Comb the records below for the string "Scissors" and copy each line where it turns up.

• _STORED ROWS_:

____________

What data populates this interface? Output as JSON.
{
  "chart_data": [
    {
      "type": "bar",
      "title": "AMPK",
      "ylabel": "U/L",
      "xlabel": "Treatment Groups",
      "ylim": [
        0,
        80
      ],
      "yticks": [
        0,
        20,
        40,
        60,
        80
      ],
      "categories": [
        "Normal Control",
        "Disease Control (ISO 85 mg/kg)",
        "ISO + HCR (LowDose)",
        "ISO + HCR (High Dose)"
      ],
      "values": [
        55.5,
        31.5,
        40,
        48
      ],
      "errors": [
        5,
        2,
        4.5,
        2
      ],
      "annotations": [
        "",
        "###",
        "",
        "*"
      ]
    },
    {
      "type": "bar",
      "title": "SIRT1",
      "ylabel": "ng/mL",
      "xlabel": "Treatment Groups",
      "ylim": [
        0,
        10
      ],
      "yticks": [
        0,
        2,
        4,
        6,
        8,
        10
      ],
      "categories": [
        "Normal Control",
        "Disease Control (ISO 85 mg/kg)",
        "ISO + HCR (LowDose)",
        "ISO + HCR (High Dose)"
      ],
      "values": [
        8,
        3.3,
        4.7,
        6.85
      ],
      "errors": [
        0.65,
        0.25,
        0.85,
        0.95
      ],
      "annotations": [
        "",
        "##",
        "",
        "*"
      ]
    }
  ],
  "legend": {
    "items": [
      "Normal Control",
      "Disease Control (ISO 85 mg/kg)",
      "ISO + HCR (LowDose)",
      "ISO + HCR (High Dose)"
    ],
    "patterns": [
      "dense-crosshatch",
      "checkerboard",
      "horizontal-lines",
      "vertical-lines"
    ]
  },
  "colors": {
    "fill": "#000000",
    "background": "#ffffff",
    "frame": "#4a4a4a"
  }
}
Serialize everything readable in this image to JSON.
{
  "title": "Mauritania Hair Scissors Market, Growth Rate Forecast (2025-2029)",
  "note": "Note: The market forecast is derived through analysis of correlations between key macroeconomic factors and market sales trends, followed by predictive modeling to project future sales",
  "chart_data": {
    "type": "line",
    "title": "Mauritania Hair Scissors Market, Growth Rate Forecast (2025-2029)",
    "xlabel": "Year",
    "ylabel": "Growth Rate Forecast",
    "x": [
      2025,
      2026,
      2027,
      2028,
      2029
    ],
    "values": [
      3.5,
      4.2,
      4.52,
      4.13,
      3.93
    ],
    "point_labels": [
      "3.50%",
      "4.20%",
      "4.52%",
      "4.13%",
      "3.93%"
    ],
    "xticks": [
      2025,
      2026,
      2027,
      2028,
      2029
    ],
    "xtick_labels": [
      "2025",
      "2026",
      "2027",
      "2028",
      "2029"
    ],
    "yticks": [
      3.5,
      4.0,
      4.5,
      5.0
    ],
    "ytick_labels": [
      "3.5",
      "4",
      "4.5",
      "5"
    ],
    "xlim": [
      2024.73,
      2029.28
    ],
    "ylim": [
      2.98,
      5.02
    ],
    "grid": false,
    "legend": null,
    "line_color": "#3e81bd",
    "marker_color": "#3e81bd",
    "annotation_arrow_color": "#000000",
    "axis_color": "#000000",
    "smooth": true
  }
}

____________

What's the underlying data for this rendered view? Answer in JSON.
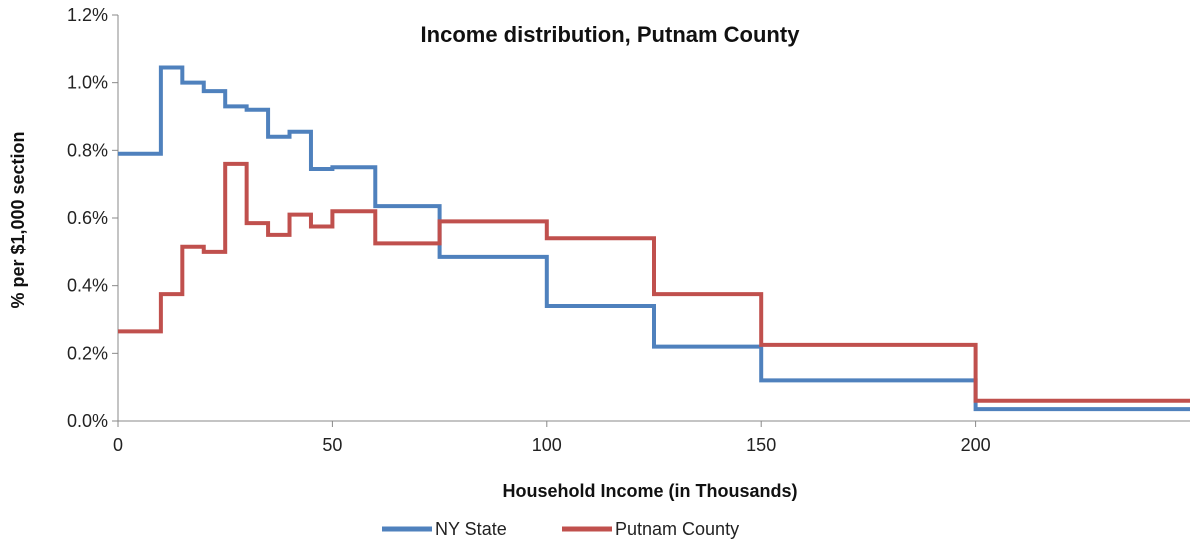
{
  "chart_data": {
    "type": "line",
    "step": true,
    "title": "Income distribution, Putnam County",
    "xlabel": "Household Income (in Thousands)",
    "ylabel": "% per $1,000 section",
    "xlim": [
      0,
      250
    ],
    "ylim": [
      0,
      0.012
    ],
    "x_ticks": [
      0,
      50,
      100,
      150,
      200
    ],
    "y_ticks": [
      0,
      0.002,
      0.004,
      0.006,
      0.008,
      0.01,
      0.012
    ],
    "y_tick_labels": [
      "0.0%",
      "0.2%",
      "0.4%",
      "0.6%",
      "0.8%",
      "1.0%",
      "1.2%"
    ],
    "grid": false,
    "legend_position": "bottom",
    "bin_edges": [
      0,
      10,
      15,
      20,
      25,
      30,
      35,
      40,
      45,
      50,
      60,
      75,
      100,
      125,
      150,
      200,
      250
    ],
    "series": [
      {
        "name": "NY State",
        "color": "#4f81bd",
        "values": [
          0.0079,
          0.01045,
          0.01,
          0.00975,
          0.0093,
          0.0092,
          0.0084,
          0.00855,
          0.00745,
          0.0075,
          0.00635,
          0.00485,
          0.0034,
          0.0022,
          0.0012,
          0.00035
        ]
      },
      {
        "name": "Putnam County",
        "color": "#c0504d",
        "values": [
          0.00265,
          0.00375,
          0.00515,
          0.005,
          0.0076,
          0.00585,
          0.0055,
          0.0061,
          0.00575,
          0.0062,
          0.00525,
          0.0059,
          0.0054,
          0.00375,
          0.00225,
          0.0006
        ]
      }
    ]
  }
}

____________

• _EXERCISE OUTPUT_:
  "title": "Mauritania Hair Scissors Market, Growth Rate Forecast (2025-2029)",
    "title": "Mauritania Hair Scissors Market, Growth Rate Forecast (2025-2029)",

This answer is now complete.